The task
Pick out each line in these entries that contains the string "JSON".

Input records

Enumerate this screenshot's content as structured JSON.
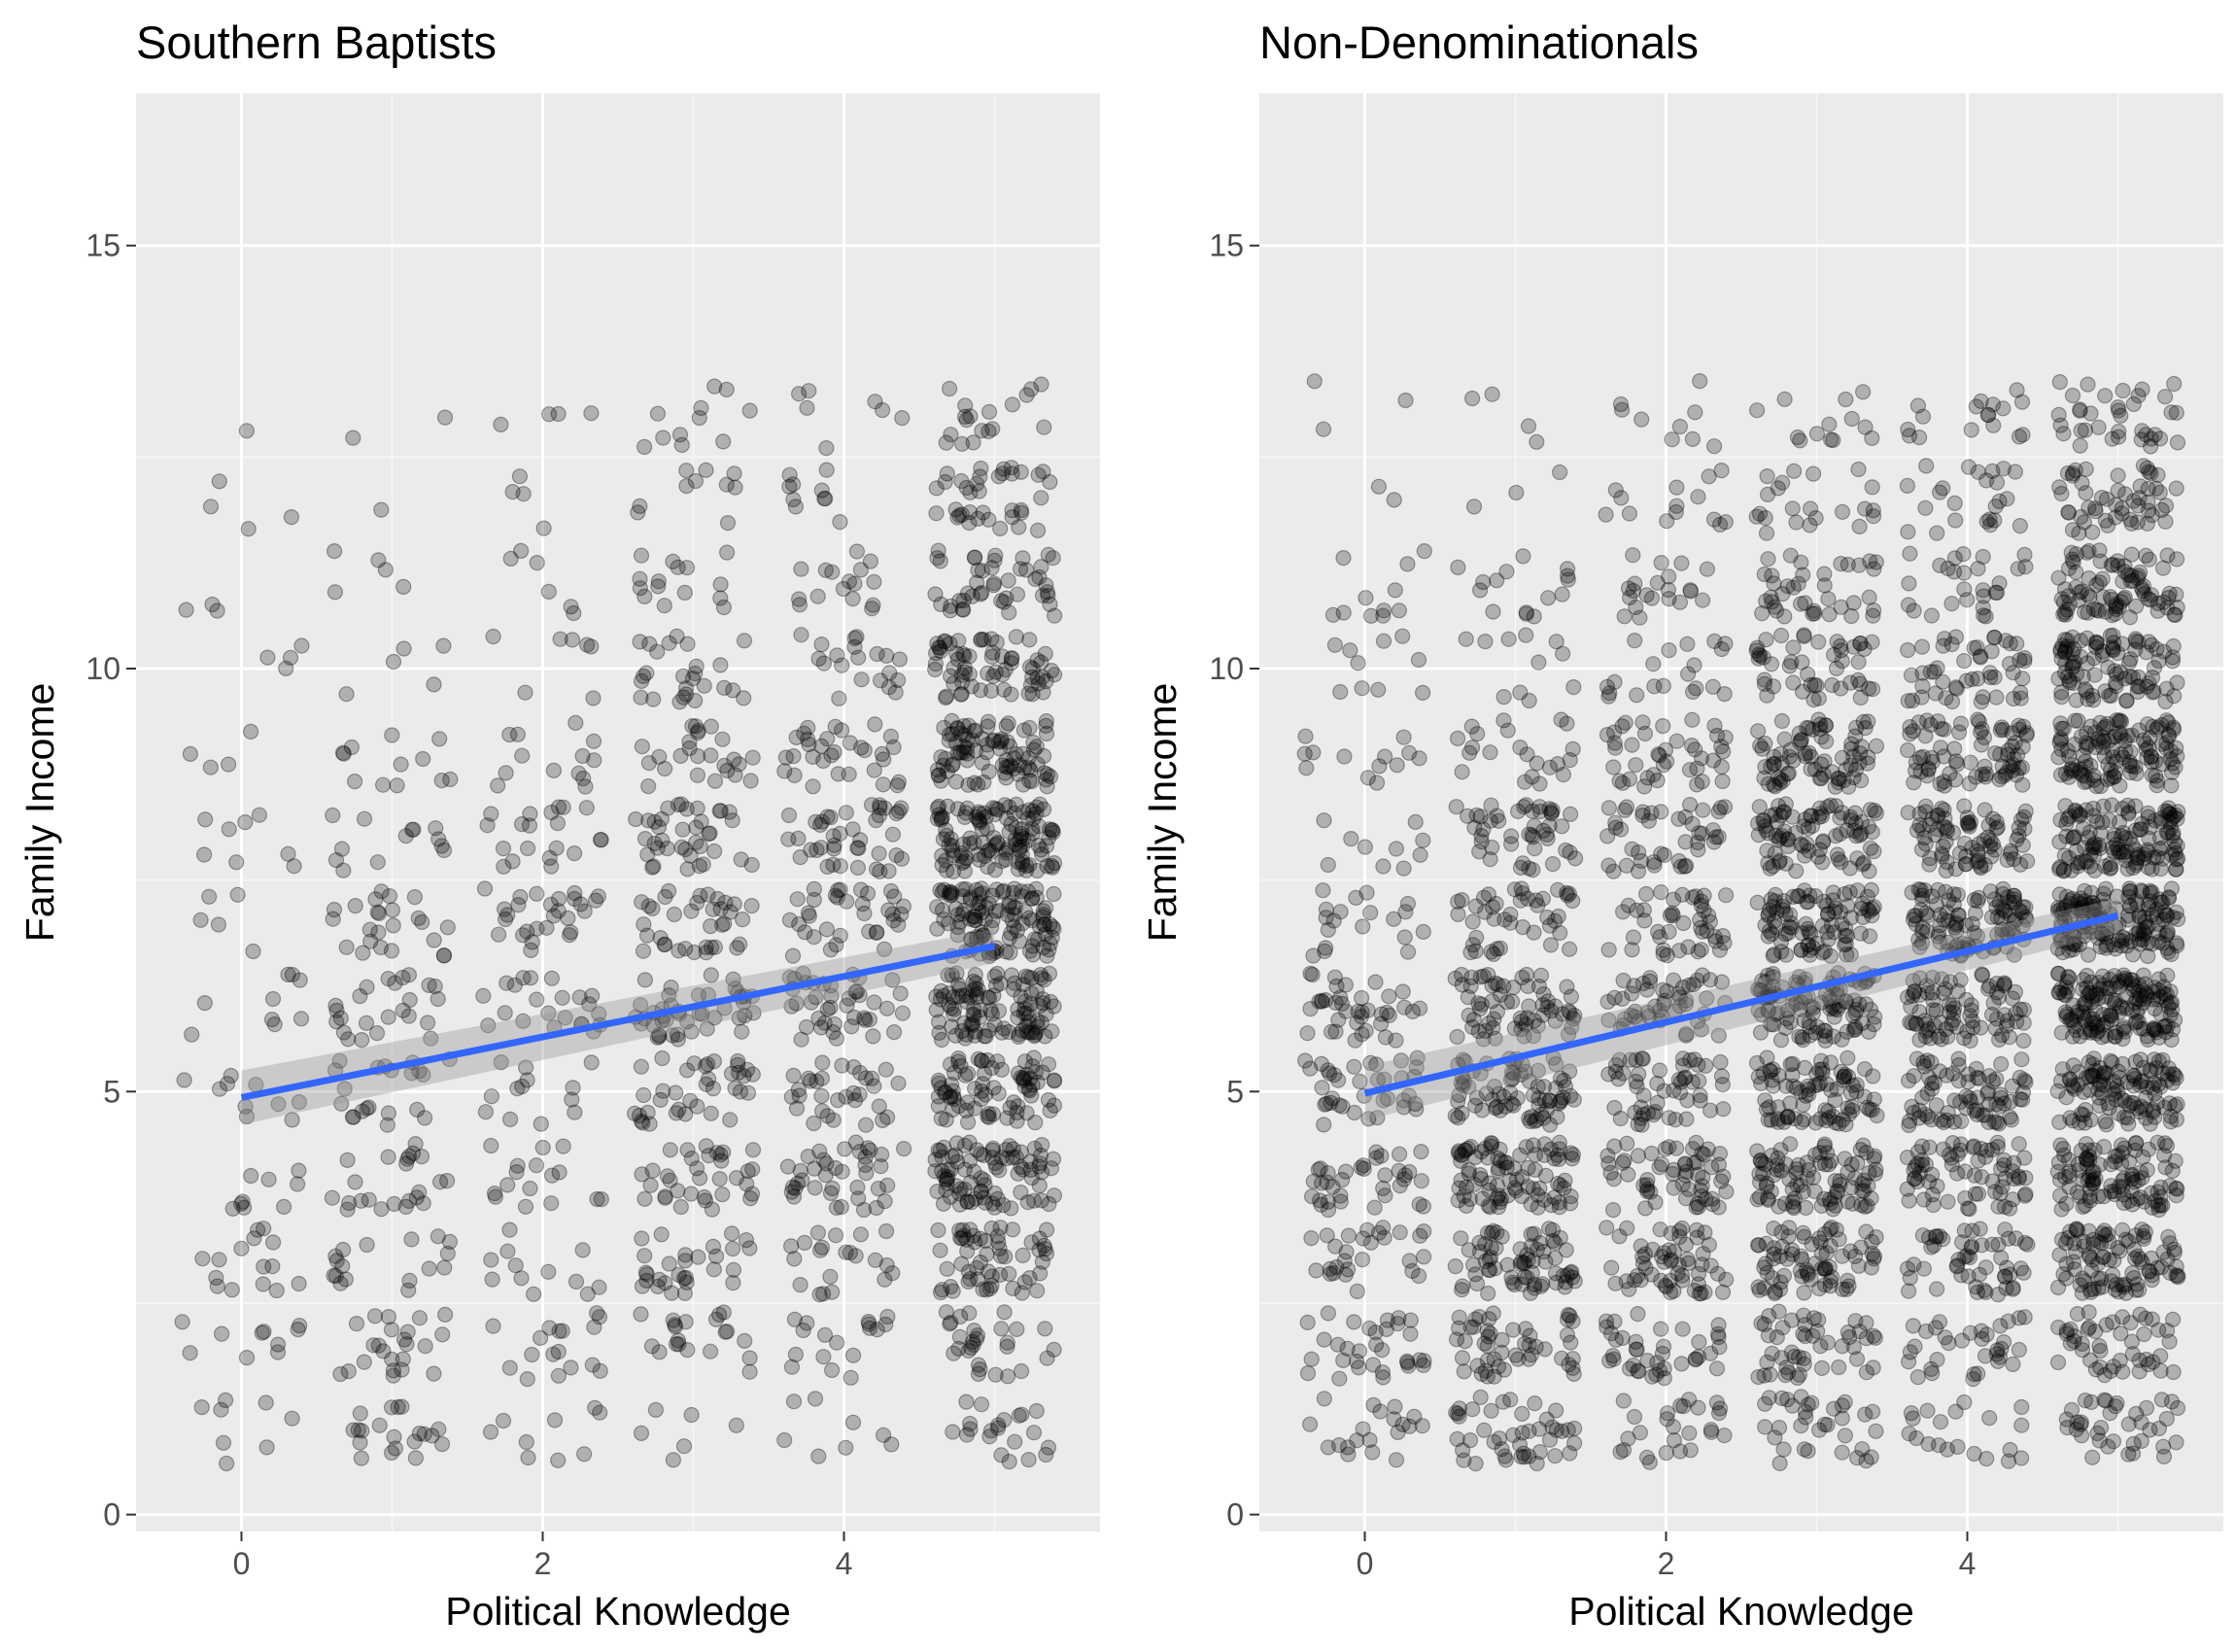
{
  "chart_data": [
    {
      "type": "scatter",
      "title": "Southern Baptists",
      "xlabel": "Political Knowledge",
      "ylabel": "Family Income",
      "xlim": [
        -0.7,
        5.7
      ],
      "ylim": [
        -0.2,
        16.8
      ],
      "x_ticks": [
        "0",
        "2",
        "4"
      ],
      "y_ticks": [
        "0",
        "5",
        "10",
        "15"
      ],
      "grid": true,
      "jitter": true,
      "point_color": "#000000",
      "point_alpha": 0.25,
      "counts_by_knowledge": [
        90,
        190,
        170,
        330,
        320,
        880
      ],
      "income_levels": [
        1,
        2,
        3,
        4,
        5,
        6,
        7,
        8,
        9,
        10,
        11,
        12,
        13
      ],
      "fit": {
        "x": [
          0,
          5
        ],
        "y": [
          4.93,
          6.72
        ],
        "color": "#3366ff",
        "band": "#999999"
      }
    },
    {
      "type": "scatter",
      "title": "Non-Denominationals",
      "xlabel": "Political Knowledge",
      "ylabel": "Family Income",
      "xlim": [
        -0.7,
        5.7
      ],
      "ylim": [
        -0.2,
        16.8
      ],
      "x_ticks": [
        "0",
        "2",
        "4"
      ],
      "y_ticks": [
        "0",
        "5",
        "10",
        "15"
      ],
      "grid": true,
      "jitter": true,
      "point_color": "#000000",
      "point_alpha": 0.25,
      "counts_by_knowledge": [
        260,
        540,
        480,
        820,
        720,
        1250
      ],
      "income_levels": [
        1,
        2,
        3,
        4,
        5,
        6,
        7,
        8,
        9,
        10,
        11,
        12,
        13
      ],
      "fit": {
        "x": [
          0,
          5
        ],
        "y": [
          4.98,
          7.08
        ],
        "color": "#3366ff",
        "band": "#999999"
      }
    }
  ]
}
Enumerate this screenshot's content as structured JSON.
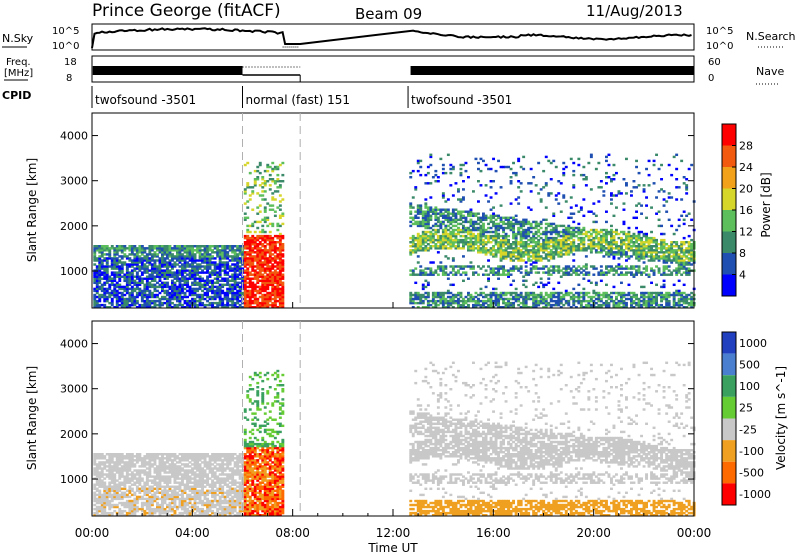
{
  "header": {
    "station": "Prince George (fitACF)",
    "beam": "Beam 09",
    "date": "11/Aug/2013"
  },
  "colors": {
    "axis": "#000000",
    "dashed_marker": "#b0b0b0",
    "power_scale": [
      "#0000ff",
      "#1f4fb0",
      "#3a8a6a",
      "#5cbf5c",
      "#d6d62a",
      "#f2a21a",
      "#f25a10",
      "#ff0000"
    ],
    "velocity_scale": [
      "#2040c0",
      "#4a7fd0",
      "#3aa060",
      "#66cc33",
      "#c8c8c8",
      "#f0a020",
      "#ff6a00",
      "#ff0000"
    ]
  },
  "top_panels": {
    "nsky": {
      "left_label": "N.Sky",
      "left_ticks": [
        "10^5",
        "10^0"
      ],
      "right_ticks": [
        "10^5",
        "10^0"
      ],
      "right_label": "N.Search"
    },
    "freq": {
      "left_label_1": "Freq.",
      "left_label_2": "[MHz]",
      "left_ticks": [
        "18",
        "8"
      ],
      "right_ticks": [
        "60",
        "0"
      ],
      "right_label": "Nave"
    },
    "cpid": {
      "label": "CPID",
      "segments": [
        {
          "start_hour": 0,
          "end_hour": 6.0,
          "text": "twofsound -3501"
        },
        {
          "start_hour": 6.0,
          "end_hour": 12.6,
          "text": "normal (fast) 151"
        },
        {
          "start_hour": 12.6,
          "end_hour": 24,
          "text": "twofsound -3501"
        }
      ]
    }
  },
  "chart_data": [
    {
      "type": "heatmap",
      "name": "Power",
      "ylabel": "Slant Range [km]",
      "x_range_hours": [
        0,
        24
      ],
      "ylim": [
        180,
        4500
      ],
      "yticks": [
        1000,
        2000,
        3000,
        4000
      ],
      "colorbar": {
        "label": "Power [dB]",
        "range": [
          0,
          32
        ],
        "ticks": [
          4,
          8,
          12,
          16,
          20,
          24,
          28
        ]
      },
      "marker_hours": [
        6.0,
        8.3
      ]
    },
    {
      "type": "heatmap",
      "name": "Velocity",
      "ylabel": "Slant Range [km]",
      "x_range_hours": [
        0,
        24
      ],
      "ylim": [
        180,
        4500
      ],
      "yticks": [
        1000,
        2000,
        3000,
        4000
      ],
      "colorbar": {
        "label": "Velocity [m s^-1]",
        "ticks": [
          "1000",
          "500",
          "100",
          "25",
          "-25",
          "-100",
          "-500",
          "-1000"
        ]
      },
      "marker_hours": [
        6.0,
        8.3
      ]
    }
  ],
  "xaxis": {
    "ticks": [
      "00:00",
      "04:00",
      "08:00",
      "12:00",
      "16:00",
      "20:00",
      "00:00"
    ],
    "tick_hours": [
      0,
      4,
      8,
      12,
      16,
      20,
      24
    ],
    "label": "Time UT"
  }
}
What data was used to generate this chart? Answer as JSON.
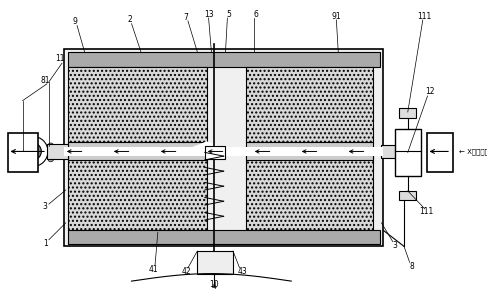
{
  "bg_color": "#ffffff",
  "line_color": "#000000",
  "fill_outer": "#f0f0f0",
  "fill_insulation": "#d8d8d8",
  "fill_heater": "#cccccc",
  "fill_cover": "#aaaaaa",
  "fill_connector": "#dddddd",
  "fill_light": "#eeeeee",
  "fill_white": "#ffffff",
  "fill_circle": "#888888"
}
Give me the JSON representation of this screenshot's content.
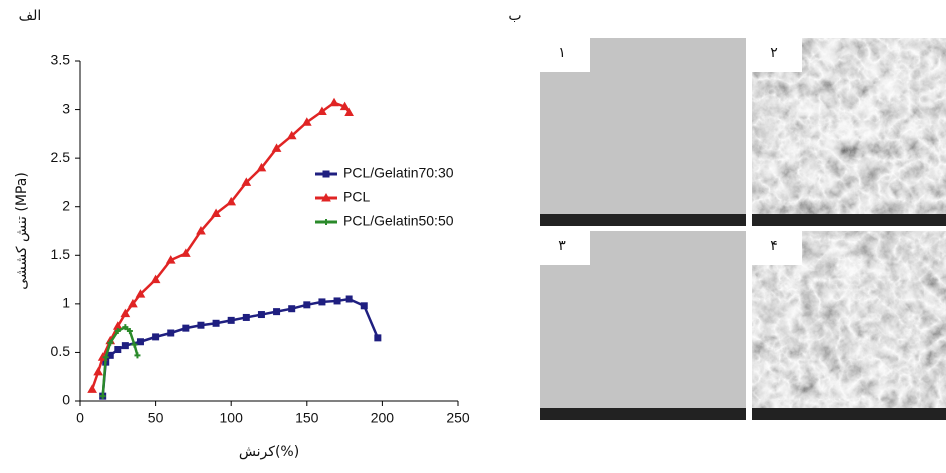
{
  "panel_labels": {
    "a": "الف",
    "b": "ب"
  },
  "chart_data": {
    "type": "line",
    "xlabel": "کرنش(%)",
    "ylabel": "تنش کششی (MPa)",
    "xlim": [
      0,
      250
    ],
    "xticks": [
      0,
      50,
      100,
      150,
      200,
      250
    ],
    "ylim": [
      0,
      3.5
    ],
    "yticks": [
      0,
      0.5,
      1,
      1.5,
      2,
      2.5,
      3,
      3.5
    ],
    "legend": "right",
    "series": [
      {
        "name": "PCL/Gelatin70:30",
        "color": "#1f1f80",
        "marker": "square",
        "x": [
          15,
          17,
          20,
          25,
          30,
          40,
          50,
          60,
          70,
          80,
          90,
          100,
          110,
          120,
          130,
          140,
          150,
          160,
          170,
          178,
          188,
          197
        ],
        "values": [
          0.05,
          0.4,
          0.47,
          0.53,
          0.57,
          0.61,
          0.66,
          0.7,
          0.75,
          0.78,
          0.8,
          0.83,
          0.86,
          0.89,
          0.92,
          0.95,
          0.99,
          1.02,
          1.03,
          1.05,
          0.98,
          0.65
        ]
      },
      {
        "name": "PCL",
        "color": "#e02424",
        "marker": "triangle",
        "x": [
          8,
          12,
          15,
          20,
          25,
          30,
          35,
          40,
          50,
          60,
          70,
          80,
          90,
          100,
          110,
          120,
          130,
          140,
          150,
          160,
          168,
          175,
          178
        ],
        "values": [
          0.12,
          0.3,
          0.45,
          0.62,
          0.77,
          0.9,
          1.0,
          1.1,
          1.25,
          1.45,
          1.52,
          1.75,
          1.93,
          2.05,
          2.25,
          2.4,
          2.6,
          2.73,
          2.87,
          2.98,
          3.07,
          3.03,
          2.97
        ]
      },
      {
        "name": "PCL/Gelatin50:50",
        "color": "#2a8a2a",
        "marker": "plus",
        "x": [
          15,
          17,
          20,
          25,
          30,
          33,
          36,
          38
        ],
        "values": [
          0.05,
          0.45,
          0.6,
          0.72,
          0.76,
          0.72,
          0.58,
          0.47
        ]
      }
    ]
  },
  "images": [
    {
      "label": "۱"
    },
    {
      "label": "۲"
    },
    {
      "label": "۳"
    },
    {
      "label": "۴"
    }
  ]
}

Correct output
Enumerate this screenshot's content as structured JSON.
Enumerate this screenshot's content as structured JSON.
What data was used to generate this chart? Answer as JSON.
Give me the JSON representation of this screenshot's content.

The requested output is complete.